- _ASSIGNED TASK A_
Reproduce the falling cargo passage word for word from "It was 25 years" to "almost three weeks.".
- _ASSIGNED TASK B_
For each statement below, answer yes or no according to the falling cargo passage, and quote the exact words from the passage that decide it. (i) Four people were injured in the April 2017 accident in Chicago. (ii) The piece of sheet metal that smashed through the woman's windshield weighed 50 pounds. (iii) The woman's coma lasted almost three weeks.

- _SOURCE EXTRACT_
While falling cargo accidents and injury is uncommon, it does happen. And when it does, sometimes the injuries can be devastating, even resulting in paralysis or death. Often times a falling cargo injury is the result of a truck that loses its cargo while driving.

In April of 2017 in Chicago, four people were injured in an accident when an enclosed trailer apparently detached from the tractor towing it, causing the trailer to land on top of the vehicle.

It was 25 years after a Chicago woman was severely injured on her daily commute to work when a 30-pound piece of sheet metal fell off the bed of an open trailer and smashed through her windshield, injuring her face, breaking her arm and putting her into a coma that lasted almost three weeks.

The accident caused already frustrated legislators to take a harder look at cargo-related accidents – and a way to hold the industry more accountable for them.

Definitely, there needs to be a greater liability on the trucking industry,” the woman’s attorney said in an interview with the Chicago Tribune, adding that if the tractor-trailer involved in his client’s accident had had its cargo properly secured, the accident would never have happened.

At the time, Illinois law required flat-bed trucks to be covered if they were carrying material that could fall off, but the law was frustratingly unenforceable because tickets couldn’t be issued until cargo had already fallen off.

- _RECORDS PROVIDED_
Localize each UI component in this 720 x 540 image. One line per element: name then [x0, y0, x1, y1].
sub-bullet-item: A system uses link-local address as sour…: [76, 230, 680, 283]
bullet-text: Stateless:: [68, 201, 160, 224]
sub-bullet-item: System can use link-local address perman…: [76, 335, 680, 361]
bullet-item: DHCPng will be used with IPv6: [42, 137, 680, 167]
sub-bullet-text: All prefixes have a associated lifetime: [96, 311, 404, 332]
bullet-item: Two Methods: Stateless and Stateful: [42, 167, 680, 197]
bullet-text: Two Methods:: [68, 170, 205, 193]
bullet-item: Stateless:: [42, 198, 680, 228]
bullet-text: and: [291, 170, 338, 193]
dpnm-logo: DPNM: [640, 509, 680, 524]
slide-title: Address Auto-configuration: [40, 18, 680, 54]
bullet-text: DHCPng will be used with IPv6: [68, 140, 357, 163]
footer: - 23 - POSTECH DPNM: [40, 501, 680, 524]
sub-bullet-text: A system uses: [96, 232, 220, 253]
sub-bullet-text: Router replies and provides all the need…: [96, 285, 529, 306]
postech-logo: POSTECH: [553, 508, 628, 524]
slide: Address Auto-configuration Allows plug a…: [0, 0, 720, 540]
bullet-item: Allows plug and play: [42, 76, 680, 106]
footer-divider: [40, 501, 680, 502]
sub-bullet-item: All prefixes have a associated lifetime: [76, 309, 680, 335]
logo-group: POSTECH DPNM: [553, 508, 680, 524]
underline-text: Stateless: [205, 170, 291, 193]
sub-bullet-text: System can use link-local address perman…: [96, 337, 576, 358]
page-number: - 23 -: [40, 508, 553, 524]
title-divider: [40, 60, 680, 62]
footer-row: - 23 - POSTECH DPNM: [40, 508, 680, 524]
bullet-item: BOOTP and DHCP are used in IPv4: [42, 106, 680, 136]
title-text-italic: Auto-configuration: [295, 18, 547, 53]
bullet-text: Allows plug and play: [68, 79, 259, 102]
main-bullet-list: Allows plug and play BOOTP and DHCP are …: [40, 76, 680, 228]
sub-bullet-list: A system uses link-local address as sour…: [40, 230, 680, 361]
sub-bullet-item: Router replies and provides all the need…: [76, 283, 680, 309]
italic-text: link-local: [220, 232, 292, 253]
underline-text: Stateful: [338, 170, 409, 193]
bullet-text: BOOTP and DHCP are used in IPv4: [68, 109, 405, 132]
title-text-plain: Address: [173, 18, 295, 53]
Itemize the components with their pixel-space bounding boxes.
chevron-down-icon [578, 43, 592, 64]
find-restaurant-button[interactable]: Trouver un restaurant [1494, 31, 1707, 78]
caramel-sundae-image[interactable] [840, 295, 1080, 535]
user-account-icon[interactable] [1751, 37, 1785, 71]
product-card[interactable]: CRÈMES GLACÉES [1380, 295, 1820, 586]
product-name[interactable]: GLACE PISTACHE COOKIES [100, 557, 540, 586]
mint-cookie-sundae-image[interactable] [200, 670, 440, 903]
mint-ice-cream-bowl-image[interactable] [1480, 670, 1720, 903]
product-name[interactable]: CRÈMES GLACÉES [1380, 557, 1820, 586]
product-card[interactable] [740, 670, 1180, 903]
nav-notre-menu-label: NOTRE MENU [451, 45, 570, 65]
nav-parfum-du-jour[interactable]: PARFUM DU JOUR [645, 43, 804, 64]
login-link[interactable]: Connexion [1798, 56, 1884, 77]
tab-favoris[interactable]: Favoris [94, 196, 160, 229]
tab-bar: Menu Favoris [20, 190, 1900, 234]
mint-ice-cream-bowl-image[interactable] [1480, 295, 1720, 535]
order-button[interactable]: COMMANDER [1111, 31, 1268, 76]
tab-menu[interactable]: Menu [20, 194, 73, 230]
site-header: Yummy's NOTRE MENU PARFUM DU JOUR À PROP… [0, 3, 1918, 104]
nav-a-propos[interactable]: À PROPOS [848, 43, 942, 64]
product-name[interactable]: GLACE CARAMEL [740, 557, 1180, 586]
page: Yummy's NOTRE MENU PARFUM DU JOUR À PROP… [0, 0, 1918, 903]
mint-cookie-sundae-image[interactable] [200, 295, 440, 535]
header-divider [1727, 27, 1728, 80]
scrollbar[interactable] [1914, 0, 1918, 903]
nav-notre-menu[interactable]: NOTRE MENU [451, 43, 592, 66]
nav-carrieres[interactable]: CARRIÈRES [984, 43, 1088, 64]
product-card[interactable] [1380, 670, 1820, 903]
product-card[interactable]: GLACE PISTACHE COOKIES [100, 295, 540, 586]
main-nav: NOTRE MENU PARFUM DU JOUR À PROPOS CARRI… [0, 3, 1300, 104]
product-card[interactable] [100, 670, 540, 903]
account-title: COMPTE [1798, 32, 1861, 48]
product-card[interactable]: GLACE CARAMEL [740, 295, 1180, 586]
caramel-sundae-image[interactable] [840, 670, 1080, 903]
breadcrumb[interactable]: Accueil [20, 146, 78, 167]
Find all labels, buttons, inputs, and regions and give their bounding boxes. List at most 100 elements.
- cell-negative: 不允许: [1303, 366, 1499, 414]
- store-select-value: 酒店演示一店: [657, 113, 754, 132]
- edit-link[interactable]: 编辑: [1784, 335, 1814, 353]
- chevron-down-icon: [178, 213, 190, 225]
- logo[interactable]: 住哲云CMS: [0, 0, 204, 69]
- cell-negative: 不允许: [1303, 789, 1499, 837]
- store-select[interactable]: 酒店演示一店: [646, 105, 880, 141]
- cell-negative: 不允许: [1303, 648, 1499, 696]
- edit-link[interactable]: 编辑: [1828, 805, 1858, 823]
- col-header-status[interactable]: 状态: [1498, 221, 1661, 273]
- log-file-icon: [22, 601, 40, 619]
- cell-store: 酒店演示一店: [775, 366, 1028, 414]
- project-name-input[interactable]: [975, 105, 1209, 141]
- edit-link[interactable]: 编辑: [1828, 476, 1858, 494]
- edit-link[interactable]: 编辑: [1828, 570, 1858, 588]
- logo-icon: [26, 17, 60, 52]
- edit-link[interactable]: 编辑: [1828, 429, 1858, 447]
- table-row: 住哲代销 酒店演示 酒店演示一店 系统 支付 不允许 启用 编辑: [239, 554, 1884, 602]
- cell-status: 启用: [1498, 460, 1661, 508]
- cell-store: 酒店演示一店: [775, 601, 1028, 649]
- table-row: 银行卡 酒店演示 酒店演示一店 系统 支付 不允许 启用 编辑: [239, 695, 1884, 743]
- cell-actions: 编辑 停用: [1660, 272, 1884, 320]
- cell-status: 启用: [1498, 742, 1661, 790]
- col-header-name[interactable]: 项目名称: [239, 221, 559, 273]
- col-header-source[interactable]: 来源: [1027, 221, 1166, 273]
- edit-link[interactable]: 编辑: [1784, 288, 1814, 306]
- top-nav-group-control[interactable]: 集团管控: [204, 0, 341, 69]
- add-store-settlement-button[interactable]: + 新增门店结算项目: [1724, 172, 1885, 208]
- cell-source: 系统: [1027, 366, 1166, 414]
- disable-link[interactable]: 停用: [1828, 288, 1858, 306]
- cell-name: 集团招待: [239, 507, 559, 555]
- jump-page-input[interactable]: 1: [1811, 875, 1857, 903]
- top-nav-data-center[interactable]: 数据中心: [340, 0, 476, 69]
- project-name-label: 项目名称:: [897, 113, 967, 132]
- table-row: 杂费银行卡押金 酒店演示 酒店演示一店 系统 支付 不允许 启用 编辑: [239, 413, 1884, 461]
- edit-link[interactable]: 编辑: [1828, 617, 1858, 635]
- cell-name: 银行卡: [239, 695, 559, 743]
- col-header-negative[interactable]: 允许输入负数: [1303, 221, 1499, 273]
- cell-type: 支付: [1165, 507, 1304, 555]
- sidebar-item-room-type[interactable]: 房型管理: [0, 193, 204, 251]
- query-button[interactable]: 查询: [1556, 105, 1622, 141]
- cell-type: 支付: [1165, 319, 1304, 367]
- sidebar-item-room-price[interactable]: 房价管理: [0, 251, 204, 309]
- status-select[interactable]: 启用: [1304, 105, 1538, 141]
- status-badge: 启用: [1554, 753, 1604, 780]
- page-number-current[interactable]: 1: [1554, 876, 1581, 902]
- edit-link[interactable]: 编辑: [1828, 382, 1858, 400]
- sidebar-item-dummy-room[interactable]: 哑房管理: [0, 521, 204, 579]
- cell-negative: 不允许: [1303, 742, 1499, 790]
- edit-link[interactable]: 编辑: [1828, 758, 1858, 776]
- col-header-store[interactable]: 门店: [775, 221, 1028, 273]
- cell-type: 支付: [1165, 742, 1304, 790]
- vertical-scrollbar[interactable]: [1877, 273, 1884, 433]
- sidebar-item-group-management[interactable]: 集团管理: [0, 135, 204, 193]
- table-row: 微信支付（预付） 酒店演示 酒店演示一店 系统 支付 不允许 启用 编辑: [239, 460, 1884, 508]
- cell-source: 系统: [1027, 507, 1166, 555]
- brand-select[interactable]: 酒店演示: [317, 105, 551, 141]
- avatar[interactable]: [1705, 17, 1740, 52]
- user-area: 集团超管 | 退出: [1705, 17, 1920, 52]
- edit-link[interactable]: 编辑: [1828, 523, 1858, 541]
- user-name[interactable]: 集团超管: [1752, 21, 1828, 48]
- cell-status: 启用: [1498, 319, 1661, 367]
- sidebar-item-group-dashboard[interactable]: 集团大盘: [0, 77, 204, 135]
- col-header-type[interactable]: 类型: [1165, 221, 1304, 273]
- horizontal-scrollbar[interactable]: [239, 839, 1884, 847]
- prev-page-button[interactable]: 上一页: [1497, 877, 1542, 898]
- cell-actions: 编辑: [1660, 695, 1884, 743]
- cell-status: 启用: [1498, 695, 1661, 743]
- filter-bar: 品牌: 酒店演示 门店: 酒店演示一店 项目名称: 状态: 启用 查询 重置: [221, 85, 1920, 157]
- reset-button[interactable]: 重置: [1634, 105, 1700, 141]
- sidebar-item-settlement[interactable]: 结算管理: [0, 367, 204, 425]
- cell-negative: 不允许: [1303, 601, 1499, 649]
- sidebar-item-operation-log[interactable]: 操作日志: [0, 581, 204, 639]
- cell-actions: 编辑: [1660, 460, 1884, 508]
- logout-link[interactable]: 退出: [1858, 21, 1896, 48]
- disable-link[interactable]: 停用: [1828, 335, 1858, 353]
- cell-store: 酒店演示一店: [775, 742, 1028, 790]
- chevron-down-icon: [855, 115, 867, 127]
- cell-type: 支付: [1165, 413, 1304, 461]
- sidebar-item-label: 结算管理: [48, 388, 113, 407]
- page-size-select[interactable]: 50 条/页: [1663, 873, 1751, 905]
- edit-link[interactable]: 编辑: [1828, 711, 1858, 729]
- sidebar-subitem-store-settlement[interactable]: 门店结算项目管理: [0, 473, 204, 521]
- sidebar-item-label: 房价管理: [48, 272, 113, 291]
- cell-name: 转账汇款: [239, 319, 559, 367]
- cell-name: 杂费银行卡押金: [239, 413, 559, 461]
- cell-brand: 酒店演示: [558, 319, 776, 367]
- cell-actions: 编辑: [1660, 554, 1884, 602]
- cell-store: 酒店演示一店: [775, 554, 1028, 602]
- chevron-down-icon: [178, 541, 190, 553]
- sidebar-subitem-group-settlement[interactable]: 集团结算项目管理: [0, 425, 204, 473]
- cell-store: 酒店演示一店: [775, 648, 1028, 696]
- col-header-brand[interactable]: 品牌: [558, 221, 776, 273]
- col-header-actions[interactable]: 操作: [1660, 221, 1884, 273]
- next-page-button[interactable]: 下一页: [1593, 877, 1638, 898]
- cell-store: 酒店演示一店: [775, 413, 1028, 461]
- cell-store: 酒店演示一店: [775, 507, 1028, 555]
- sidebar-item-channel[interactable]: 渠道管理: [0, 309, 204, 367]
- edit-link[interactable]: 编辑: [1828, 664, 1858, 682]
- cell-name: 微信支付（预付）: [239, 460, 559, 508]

- _ANSWER BOX A_
It was 25 years after a Chicago woman was severely injured on her daily commute to work when a 30-pound piece of sheet metal fell off the bed of an open trailer and smashed through her windshield, injuring her face, breaking her arm and putting her into a coma that lasted almost three weeks.

- _ANSWER BOX B_
(i) Yes: "four people were injured in an accident"
(ii) No: "a 30-pound piece of sheet metal"
(iii) Yes: "a coma that lasted almost three weeks"